### 問題の詳細
「text block: crowded places: Ciebie.」を含む行から始まり「central egg [416,149,782,773]」を含む行で終わる範囲を、両端の行も含めて一字も変えずに出力せよ。

### 表示項目
# # # # # # #

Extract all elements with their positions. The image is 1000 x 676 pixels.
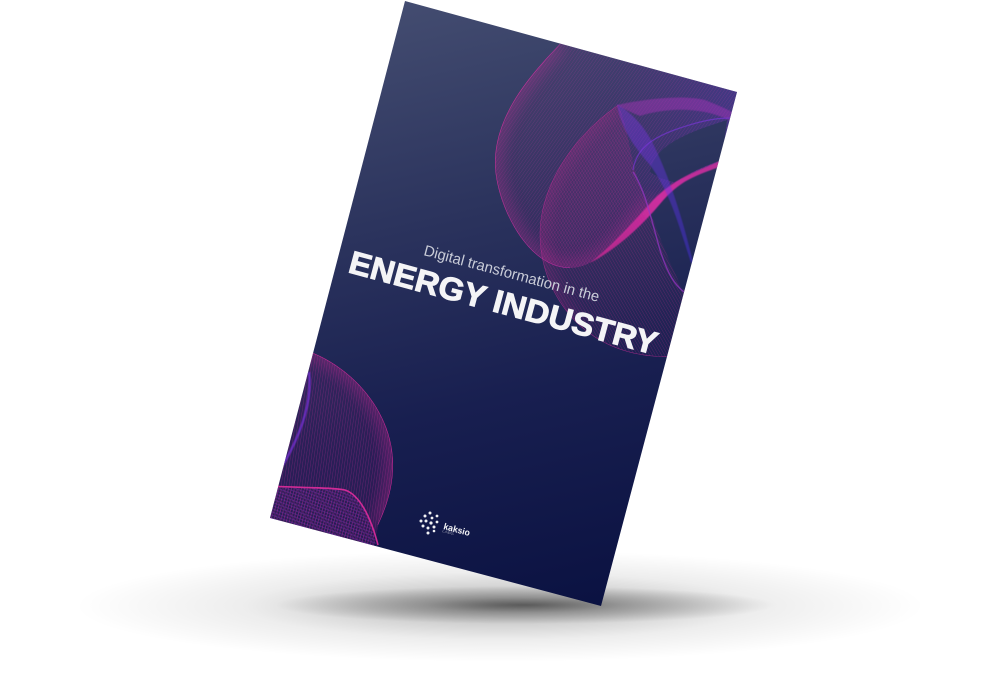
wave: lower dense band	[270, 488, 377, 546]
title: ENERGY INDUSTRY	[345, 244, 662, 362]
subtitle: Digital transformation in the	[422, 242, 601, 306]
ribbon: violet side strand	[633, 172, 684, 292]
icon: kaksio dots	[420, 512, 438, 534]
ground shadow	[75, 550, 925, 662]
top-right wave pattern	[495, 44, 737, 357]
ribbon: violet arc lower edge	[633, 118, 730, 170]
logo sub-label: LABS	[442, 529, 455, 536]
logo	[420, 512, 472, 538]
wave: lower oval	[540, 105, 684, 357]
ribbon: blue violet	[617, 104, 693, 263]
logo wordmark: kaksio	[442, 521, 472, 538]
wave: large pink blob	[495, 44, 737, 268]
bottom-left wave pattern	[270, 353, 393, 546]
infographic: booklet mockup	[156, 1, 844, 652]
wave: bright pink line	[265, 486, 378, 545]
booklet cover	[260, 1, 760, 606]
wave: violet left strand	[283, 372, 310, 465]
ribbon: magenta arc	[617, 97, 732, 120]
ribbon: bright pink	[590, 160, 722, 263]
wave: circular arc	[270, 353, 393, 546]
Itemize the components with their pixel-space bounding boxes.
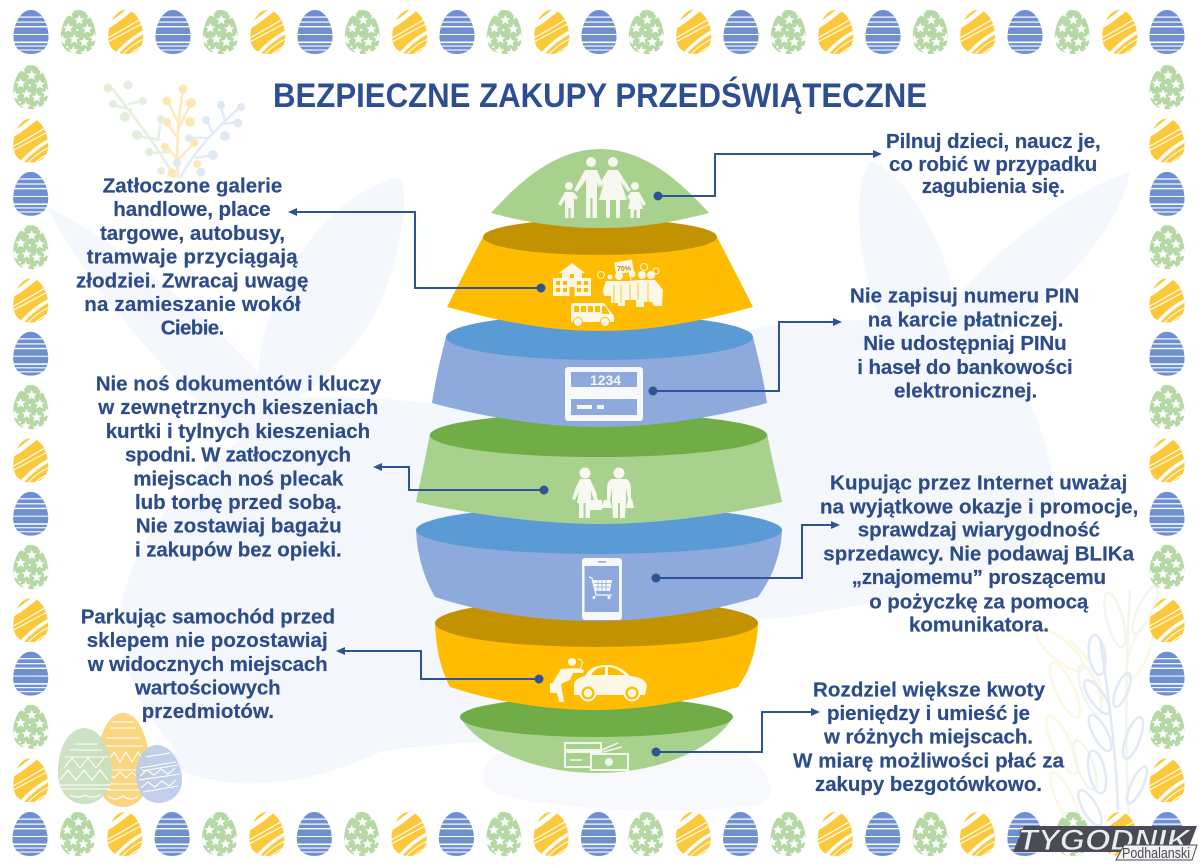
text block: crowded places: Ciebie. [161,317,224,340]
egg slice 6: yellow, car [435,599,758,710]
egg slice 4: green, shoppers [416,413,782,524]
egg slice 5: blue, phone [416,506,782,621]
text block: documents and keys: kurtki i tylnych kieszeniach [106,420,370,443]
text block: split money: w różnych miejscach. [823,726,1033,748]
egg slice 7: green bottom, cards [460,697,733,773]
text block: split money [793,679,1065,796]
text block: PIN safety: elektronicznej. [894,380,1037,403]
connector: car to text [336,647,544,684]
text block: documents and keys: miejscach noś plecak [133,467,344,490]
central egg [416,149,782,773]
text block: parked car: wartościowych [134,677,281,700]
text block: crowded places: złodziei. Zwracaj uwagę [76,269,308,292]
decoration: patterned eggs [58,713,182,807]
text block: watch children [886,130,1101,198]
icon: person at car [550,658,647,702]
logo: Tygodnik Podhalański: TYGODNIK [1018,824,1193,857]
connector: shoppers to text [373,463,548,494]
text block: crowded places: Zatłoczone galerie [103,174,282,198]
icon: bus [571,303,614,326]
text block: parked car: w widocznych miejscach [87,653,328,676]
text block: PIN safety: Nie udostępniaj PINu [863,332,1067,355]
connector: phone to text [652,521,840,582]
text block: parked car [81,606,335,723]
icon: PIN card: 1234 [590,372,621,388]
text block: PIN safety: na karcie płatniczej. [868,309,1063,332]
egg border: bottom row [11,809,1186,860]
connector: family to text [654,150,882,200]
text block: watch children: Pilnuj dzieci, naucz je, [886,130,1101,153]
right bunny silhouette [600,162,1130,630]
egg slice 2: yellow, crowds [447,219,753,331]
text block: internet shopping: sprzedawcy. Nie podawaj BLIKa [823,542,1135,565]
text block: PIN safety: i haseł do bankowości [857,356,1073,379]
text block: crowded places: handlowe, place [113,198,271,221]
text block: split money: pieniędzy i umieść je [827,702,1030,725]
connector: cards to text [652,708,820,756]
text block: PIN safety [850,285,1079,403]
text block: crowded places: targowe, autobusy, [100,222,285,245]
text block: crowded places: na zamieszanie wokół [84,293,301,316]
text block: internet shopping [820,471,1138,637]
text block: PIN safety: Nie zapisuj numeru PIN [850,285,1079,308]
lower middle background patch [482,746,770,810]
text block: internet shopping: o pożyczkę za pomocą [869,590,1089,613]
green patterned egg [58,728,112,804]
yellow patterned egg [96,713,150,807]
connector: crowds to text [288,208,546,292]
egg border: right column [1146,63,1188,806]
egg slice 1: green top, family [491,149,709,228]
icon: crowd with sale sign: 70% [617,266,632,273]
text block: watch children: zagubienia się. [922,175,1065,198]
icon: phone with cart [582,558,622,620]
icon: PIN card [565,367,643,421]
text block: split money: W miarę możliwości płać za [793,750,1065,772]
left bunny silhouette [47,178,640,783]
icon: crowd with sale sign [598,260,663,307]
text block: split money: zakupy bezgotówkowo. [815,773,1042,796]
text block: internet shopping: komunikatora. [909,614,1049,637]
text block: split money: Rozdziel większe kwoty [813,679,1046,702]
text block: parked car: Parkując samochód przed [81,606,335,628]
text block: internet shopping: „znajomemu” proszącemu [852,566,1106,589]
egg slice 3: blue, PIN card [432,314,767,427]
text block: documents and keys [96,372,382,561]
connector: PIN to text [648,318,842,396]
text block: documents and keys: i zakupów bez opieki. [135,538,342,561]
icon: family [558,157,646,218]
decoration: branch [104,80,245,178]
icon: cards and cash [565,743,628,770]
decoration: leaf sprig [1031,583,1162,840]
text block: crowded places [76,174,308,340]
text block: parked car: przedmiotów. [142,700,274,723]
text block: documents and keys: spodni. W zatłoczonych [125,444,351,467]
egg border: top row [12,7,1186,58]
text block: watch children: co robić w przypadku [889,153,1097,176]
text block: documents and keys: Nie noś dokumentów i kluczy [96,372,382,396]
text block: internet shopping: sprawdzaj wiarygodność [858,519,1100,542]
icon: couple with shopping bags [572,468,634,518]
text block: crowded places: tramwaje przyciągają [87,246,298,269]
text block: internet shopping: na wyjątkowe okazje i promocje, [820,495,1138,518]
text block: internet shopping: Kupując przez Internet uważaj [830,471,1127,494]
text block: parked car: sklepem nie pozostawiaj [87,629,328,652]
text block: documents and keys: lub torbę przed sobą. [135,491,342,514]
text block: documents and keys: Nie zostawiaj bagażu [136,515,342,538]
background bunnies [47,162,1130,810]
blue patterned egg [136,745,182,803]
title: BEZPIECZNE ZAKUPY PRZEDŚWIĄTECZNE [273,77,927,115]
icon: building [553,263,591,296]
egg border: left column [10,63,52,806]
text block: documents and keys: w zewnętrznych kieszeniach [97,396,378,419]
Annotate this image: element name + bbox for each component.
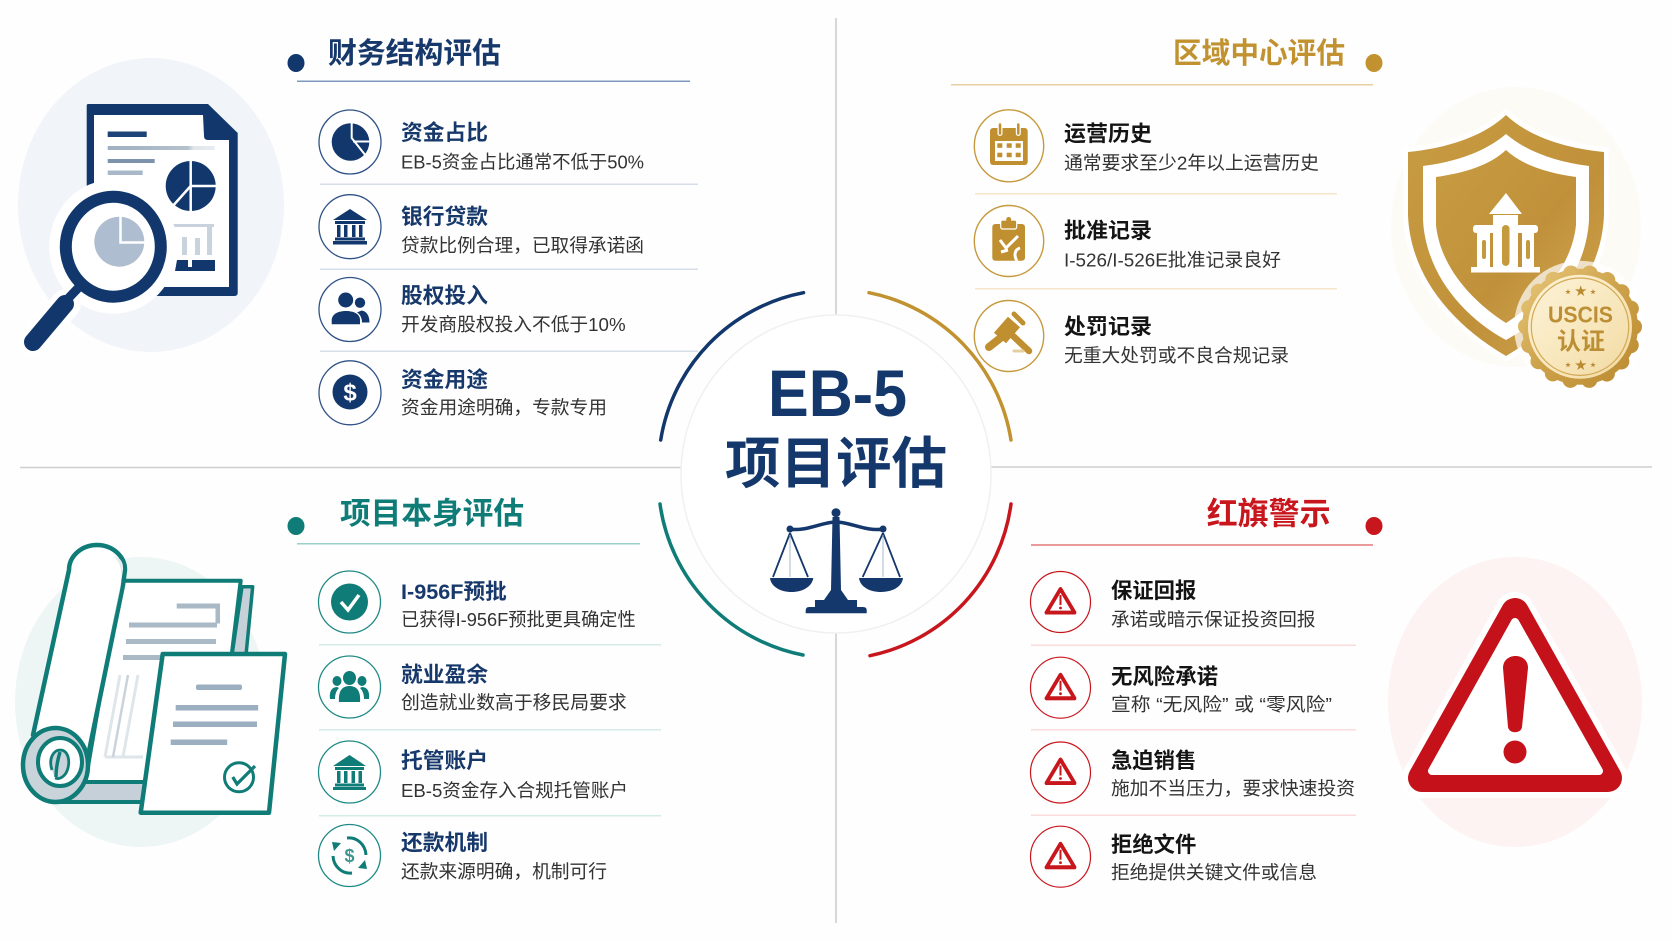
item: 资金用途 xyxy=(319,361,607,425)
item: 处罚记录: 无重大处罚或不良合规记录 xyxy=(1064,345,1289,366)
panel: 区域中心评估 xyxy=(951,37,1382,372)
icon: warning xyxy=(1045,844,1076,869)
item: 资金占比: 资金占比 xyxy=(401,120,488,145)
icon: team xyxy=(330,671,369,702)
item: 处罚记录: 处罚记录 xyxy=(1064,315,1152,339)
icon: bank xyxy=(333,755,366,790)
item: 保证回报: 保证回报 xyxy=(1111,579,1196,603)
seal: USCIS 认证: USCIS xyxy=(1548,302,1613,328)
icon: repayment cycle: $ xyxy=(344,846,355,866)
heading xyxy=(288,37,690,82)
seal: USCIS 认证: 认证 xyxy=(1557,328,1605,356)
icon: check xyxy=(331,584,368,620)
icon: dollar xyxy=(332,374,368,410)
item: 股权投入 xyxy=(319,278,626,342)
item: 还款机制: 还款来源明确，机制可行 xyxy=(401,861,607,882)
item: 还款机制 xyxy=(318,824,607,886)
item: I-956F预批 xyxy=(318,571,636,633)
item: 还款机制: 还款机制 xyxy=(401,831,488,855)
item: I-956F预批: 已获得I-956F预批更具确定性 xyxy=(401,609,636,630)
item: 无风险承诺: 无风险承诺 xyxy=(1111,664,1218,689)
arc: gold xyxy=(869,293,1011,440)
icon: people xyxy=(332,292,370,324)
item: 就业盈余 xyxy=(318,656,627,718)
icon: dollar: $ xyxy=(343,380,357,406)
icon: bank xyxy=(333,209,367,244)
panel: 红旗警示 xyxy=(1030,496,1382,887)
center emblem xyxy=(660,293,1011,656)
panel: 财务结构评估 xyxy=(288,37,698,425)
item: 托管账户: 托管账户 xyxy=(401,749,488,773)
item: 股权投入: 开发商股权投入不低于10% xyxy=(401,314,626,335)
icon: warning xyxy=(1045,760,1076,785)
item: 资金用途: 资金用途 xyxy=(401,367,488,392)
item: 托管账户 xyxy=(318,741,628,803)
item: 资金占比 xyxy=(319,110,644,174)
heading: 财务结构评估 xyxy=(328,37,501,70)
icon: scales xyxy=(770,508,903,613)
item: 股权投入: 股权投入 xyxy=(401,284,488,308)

# # # # # # #

### 結果
text block: crowded places: Ciebie. [161,317,224,340]
egg slice 6: yellow, car [435,599,758,710]
egg slice 4: green, shoppers [416,413,782,524]
egg slice 5: blue, phone [416,506,782,621]
text block: documents and keys: kurtki i tylnych kieszeniach [106,420,370,443]
text block: split money: w różnych miejscach. [823,726,1033,748]
egg slice 7: green bottom, cards [460,697,733,773]
text block: split money [793,679,1065,796]
text block: PIN safety: elektronicznej. [894,380,1037,403]
connector: car to text [336,647,544,684]
text block: documents and keys: miejscach noś plecak [133,467,344,490]
central egg [416,149,782,773]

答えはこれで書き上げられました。